Problem to solve: Select every line holding the word "JSON" and copy it.

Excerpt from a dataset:
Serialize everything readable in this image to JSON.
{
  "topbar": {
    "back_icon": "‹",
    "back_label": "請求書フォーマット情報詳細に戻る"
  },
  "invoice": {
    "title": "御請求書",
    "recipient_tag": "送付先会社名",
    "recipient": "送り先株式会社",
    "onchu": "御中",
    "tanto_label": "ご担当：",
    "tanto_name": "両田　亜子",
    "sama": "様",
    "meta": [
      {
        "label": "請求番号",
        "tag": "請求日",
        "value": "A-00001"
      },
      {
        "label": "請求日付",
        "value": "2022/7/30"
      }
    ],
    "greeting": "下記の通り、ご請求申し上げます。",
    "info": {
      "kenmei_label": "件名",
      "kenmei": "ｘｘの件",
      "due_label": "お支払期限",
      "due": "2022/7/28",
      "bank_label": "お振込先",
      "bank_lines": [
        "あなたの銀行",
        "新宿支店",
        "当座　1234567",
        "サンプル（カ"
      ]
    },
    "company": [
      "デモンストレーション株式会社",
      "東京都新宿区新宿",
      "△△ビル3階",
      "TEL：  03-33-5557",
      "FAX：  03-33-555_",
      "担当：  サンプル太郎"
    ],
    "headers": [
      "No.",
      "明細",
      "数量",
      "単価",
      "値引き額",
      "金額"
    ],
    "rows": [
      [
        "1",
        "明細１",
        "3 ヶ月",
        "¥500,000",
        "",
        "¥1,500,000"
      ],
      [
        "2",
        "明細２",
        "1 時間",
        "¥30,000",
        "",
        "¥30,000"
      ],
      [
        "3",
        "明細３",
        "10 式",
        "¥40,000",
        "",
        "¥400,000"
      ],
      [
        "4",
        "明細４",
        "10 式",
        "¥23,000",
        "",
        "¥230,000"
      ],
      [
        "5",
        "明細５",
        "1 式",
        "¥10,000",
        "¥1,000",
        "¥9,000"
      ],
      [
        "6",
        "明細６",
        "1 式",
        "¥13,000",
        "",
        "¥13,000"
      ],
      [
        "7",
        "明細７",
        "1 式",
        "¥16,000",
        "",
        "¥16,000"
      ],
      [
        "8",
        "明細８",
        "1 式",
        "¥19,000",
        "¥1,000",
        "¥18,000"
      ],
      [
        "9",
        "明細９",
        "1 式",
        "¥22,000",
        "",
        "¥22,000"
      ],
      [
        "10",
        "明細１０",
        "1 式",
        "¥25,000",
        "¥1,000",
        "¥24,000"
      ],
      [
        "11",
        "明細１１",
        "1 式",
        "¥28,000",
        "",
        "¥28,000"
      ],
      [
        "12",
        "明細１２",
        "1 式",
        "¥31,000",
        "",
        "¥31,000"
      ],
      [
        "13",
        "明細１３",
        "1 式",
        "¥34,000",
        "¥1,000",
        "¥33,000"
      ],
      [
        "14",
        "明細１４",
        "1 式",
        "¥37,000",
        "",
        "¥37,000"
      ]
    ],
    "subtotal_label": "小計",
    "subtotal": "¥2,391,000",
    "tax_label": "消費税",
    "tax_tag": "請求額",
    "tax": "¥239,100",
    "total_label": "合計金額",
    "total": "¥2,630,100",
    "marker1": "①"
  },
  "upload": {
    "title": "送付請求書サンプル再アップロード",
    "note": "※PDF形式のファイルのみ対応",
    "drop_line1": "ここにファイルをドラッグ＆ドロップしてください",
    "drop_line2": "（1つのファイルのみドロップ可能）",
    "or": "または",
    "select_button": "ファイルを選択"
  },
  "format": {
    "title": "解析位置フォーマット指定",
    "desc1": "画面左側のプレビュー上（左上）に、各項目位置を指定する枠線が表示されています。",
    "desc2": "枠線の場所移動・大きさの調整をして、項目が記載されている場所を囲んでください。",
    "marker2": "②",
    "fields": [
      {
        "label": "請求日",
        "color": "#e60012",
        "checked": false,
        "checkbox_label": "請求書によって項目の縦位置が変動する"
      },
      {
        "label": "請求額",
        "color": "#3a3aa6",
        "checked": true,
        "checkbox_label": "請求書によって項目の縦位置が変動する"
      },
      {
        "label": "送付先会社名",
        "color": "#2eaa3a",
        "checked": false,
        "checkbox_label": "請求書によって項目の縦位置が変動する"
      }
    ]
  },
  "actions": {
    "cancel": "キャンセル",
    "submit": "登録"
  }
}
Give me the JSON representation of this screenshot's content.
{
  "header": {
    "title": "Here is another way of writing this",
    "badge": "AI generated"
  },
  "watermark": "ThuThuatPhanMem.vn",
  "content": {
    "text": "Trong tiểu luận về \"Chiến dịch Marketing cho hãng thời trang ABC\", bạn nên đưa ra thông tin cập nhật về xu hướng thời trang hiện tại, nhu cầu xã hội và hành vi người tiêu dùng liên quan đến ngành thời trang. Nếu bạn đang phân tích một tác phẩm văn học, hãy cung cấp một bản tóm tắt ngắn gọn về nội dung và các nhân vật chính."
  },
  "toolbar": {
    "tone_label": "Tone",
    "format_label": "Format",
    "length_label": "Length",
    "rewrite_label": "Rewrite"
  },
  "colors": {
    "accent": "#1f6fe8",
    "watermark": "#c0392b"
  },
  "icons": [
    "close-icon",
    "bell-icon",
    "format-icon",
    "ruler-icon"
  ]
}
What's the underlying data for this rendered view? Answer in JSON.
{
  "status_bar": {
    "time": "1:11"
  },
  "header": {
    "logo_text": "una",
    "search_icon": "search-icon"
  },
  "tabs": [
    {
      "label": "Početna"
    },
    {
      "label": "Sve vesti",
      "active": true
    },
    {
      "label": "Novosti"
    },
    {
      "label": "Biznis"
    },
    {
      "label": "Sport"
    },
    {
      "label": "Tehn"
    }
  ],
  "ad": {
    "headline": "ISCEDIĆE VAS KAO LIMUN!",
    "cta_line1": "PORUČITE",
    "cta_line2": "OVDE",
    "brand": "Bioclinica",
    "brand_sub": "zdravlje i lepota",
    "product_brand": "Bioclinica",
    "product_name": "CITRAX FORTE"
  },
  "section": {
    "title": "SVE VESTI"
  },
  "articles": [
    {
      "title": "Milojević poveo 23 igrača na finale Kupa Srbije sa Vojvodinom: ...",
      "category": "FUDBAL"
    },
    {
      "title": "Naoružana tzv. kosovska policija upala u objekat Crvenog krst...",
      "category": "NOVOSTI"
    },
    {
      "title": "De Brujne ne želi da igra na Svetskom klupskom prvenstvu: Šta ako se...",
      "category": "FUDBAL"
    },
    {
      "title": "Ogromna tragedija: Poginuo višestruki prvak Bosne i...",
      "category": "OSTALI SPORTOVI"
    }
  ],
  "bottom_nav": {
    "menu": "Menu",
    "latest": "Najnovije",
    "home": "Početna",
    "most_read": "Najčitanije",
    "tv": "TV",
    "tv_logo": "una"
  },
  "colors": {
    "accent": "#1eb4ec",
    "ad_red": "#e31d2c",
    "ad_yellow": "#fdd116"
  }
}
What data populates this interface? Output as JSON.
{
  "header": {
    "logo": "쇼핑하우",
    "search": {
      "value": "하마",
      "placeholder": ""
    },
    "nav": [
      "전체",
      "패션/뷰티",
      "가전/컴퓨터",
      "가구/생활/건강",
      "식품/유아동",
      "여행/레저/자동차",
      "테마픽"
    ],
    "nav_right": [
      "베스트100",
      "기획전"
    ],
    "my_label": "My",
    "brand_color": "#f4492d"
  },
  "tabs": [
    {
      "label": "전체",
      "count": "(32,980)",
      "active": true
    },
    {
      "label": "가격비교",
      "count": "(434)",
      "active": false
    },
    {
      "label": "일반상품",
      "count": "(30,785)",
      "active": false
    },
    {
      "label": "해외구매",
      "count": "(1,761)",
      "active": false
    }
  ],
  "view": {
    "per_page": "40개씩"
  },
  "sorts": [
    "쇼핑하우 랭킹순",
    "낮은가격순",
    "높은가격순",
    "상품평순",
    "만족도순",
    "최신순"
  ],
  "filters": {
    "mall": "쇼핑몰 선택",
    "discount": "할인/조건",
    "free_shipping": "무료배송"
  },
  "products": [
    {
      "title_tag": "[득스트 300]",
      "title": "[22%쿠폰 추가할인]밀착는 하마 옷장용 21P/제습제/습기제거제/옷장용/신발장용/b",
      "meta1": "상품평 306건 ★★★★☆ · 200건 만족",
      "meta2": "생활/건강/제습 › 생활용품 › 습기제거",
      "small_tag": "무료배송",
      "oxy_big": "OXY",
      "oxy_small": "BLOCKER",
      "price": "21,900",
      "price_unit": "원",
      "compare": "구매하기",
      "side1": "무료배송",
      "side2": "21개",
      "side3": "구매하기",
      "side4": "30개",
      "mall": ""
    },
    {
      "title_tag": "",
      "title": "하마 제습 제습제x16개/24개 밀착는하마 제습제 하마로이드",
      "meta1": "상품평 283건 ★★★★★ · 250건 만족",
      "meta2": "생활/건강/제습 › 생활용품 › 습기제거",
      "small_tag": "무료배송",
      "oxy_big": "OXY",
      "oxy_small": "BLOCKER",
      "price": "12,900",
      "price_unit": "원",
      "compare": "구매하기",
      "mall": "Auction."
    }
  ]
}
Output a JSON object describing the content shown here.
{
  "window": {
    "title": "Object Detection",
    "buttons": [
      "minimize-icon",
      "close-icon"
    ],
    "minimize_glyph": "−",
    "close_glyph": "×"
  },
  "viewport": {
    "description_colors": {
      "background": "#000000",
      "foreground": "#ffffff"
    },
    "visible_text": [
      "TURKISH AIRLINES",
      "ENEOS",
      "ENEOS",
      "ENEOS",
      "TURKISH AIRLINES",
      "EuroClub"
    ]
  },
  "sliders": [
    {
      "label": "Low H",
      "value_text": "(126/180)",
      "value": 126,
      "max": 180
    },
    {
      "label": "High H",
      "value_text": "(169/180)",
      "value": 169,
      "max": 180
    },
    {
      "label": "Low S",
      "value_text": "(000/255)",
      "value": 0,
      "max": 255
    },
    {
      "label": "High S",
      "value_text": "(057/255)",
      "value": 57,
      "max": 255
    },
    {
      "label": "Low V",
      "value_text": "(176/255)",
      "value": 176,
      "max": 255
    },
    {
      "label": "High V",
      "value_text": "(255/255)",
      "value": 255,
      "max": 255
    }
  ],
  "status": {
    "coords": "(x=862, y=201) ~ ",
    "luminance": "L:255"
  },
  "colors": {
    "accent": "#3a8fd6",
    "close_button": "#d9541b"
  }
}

Full answer:
Serialize everything readable in this image to JSON.
Give me the JSON representation of this screenshot's content.
What's the underlying data for this rendered view? Answer in JSON.
What data populates this interface? Output as JSON.
Output a JSON object describing the content shown here.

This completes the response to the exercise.